WHAT THE EXERCISE ASKS:
Count how many lines in the material below hold the word "Staff"; the reply is that number alone.

(Data listing)
*-*-*

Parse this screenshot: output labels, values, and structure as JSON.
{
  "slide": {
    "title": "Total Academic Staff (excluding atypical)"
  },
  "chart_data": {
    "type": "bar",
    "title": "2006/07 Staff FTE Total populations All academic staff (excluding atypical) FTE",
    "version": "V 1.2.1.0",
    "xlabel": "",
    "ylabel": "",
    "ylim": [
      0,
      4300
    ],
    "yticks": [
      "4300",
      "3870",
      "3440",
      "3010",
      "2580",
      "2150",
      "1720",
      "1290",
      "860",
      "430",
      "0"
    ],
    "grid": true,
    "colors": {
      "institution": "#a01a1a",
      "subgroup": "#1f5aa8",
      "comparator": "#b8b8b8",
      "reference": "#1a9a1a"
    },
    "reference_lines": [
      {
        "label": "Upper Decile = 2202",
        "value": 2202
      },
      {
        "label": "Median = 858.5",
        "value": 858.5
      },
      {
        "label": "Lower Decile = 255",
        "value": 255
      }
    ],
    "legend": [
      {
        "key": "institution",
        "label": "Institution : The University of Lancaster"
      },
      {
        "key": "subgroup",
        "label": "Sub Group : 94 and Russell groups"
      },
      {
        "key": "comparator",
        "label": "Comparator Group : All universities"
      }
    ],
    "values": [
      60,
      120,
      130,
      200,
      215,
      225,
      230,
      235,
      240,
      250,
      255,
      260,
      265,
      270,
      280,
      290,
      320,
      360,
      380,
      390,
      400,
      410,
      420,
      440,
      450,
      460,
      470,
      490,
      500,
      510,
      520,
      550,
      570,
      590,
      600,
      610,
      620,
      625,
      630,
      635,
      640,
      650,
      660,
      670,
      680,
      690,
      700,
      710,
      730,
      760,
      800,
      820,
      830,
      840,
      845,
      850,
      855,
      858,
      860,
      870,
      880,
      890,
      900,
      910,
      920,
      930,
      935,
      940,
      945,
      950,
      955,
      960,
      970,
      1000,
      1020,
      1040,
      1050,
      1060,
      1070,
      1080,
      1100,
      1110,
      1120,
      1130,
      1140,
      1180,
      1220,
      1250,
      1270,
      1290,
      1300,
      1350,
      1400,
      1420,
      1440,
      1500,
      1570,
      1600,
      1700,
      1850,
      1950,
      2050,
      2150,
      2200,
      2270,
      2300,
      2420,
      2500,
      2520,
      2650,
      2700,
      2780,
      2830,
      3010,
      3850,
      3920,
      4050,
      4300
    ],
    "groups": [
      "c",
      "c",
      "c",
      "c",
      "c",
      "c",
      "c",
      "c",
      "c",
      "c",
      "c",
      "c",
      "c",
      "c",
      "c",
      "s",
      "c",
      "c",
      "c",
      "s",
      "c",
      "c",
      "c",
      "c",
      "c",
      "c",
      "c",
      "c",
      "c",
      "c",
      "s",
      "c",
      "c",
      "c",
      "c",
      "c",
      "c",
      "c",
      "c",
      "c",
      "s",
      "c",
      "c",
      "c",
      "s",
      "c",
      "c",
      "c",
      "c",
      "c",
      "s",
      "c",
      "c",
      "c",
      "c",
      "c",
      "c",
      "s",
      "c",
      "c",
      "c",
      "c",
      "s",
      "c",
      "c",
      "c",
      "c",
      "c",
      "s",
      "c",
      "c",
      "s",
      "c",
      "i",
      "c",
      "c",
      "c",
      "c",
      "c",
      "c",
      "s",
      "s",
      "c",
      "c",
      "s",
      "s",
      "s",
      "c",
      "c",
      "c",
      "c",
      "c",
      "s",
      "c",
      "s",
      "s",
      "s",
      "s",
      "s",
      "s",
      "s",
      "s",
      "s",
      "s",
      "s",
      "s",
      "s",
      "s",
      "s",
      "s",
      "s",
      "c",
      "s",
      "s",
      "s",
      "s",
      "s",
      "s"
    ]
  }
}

*-*-*

EXPECTED OUTPUT:
2